# PASSAGE SHOWN
Tracy Clayson is managing partner, business development of Mississauga, Ontario-based In Transit Personnel.
Professional development is critical for business owners who tend to get bogged down in the day-to-day and need re-invigorating to spur them to improve the organizations they run.
I count myself among such owners. As a result, I make sure to attend events as often as I can, and to read and learn from the best. At a TEC Canada event last month, I gained knowledge that was both powerful and daunting.
Sometimes signiﬁcant negative events can shape us into much more powerful human beings than if we had won absolutely everything, every time. As Bill Gates said, success is a lousy teacher.
Even the most ambitious and successful business people can plateau after reaching great heights, then requiring a reboot. My recent boost came from one of Richard Branson’s advisors, Mark Thompson, who runs a highly successful venture capital ﬁrm.
Thompson has a particular interest in business leaders who take risks and don’t settle, follow trends or copy others. He believes in those who use their creative energy to differentiate themselves from the mainstream. You could certainly argue that his colleagues, including Charles Schwab, Steve Jobs and Branson, represent the type of business innovators well known for breaking from the status quo.
Thompson was raised by a mom with polio and had to help care for a brother with developmental delay and a young sister. With such high stakes—meeting and managing the living costs and household requirements of his family and ensuring its survival as a pre-teen—how could he not at least learn the importance of good planning and organization?
Thompson eventually got into Stanford University, where he spent time with classmate Charles Schwab. He would eventually become Schwab’s chief of staff.
Thompson’s talk focused on the characteristics and personality traits that top leaders in emerging businesses share. These disruptors, Thompson explained, often stay ahead of the curve and create their own rules because they are not satisﬁed to simply adapt to the ebbs and flows of consumer preferences.
They map out ideas, working to predict people’s known desires and expectations. Virgin Airlines, Uber, Airbnb, Netflix, Amazon and Alibaba are examples of companies creating solutions to problems the known market leaders in travel, taxi, hotels, TV networks and retailers failed to see.
We see disruptors of supply chain functions galvanizing with great momentum, such as the Uber/Otto self-driving truck, UberRush Shipments, OpenMarket Mobile engagement for logistics and Transportation and Convoy, an open market freight brokerage funded by Amazon’s Jeff Bezos.
In his book, Success Built to Last, Thompson lists ﬁve factors that differentiate successful entrepreneurs: Paranoia, Pivot, People, Position and Performance.

# ENTRIES PROVIDED
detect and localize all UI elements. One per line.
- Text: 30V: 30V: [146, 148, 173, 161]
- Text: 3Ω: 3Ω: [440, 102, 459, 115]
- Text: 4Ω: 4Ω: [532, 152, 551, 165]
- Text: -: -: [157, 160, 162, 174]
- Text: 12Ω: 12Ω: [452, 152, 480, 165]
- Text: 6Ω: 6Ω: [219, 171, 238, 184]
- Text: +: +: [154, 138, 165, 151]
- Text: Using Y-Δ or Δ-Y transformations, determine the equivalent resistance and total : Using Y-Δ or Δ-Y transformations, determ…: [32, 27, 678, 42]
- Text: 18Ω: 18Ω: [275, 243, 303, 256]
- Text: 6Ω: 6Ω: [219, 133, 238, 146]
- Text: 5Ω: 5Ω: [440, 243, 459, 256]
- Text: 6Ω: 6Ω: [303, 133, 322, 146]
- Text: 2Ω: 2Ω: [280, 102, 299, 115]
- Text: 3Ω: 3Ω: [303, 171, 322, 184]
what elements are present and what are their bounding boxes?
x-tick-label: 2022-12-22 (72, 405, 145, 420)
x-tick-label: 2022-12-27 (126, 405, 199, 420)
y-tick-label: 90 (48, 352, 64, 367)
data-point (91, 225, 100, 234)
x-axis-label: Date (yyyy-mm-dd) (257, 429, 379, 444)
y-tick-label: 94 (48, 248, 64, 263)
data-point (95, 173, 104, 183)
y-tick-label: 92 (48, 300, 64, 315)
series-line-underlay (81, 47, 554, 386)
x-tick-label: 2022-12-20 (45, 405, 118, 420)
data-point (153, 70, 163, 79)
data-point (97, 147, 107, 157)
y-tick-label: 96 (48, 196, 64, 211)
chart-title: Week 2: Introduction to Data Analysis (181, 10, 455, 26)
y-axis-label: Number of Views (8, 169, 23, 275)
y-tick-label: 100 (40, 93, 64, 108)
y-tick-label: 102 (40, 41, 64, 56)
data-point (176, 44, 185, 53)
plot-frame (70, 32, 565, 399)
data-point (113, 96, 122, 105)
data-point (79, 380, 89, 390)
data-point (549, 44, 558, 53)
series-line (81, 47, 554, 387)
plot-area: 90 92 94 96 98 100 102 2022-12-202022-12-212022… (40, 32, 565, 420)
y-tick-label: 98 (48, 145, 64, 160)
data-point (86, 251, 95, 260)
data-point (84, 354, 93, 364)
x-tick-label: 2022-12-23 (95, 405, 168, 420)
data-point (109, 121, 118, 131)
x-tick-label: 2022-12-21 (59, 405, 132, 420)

# QUESTIONS
A. Retype the stretch of the leadership column from "Thompson has a" through "planning and organization?".
B. What five factors does the leadership column say Thompson's book uses to set successful entrepreneurs apart?
C. Carry on writing the leadership column on Mark Thompson's talk, picking up after its last sentence.

# RESULTS FOR EACH TASK
A.
Thompson has a particular interest in business leaders who take risks and don’t settle, follow trends or copy others. He believes in those who use their creative energy to differentiate themselves from the mainstream. You could certainly argue that his colleagues, including Charles Schwab, Steve Jobs and Branson, represent the type of business innovators well known for breaking from the status quo.
Thompson was raised by a mom with polio and had to help care for a brother with developmental delay and a young sister. With such high stakes—meeting and managing the living costs and household requirements of his family and ensuring its survival as a pre-teen—how could he not at least learn the importance of good planning and organization?

B. Paranoia, Pivot, People, Position and Performance.

C.
Leaders like Larry Page, Elon Musk, and Richard Branson use their paranoia instinct to be vigilant in their market leadership. They use it to tirelessly seek out new ideas, solutions, start-ups and unarticulated needs to capitalize on.
Every business aims to triumph in its market by staying ahead of the competition through innovation. Nimble, creative business leaders share an ability to pivot their business strategy and switch direction briskly and seamlessly. These traits can be found in companies that generate technically advanced individuals able to convert ideas into marketable products and services.
The best companies know how to create highly desirable work environments and cultures for the best people. Google and Virgin attract highly skilled professionals who are driven to develop new things. They are keenly aware of the risks and rewards of launching disruptive emerging technologies like Fitbit and Airbnb.
Finally, the Internet of things is clearly the ultimate position response to the growing expectation and demand for convenience and connectivity. Performance is perhaps most self-evident.
Many of the leading inventions we now take for granted came at the cost of many failed attempts. Thompson argues the higher the risk ratio, the better the chance for success. Einstein said for every problem he was trying to solve, 55 minutes out of an hour would be spent thinking about strategies, conducting experiments or ﬁnding ways to understand the problem; only the last ﬁve minutes were generally used to conclude the ﬁndings.
But you don’t have to be the one who risks the failures, like Richard Branson and Larry Page. They are known for waiting and watching to see when established businesses could beneﬁt from their intervention, positioning themselves to offer new ideas and suggest markets others risk entering.
We can all learn something from these leaders, applying their lessons to our own careers. If we don’t, we risk getting stranded on that dreaded plateau with achievements in hand but nowhere left to go.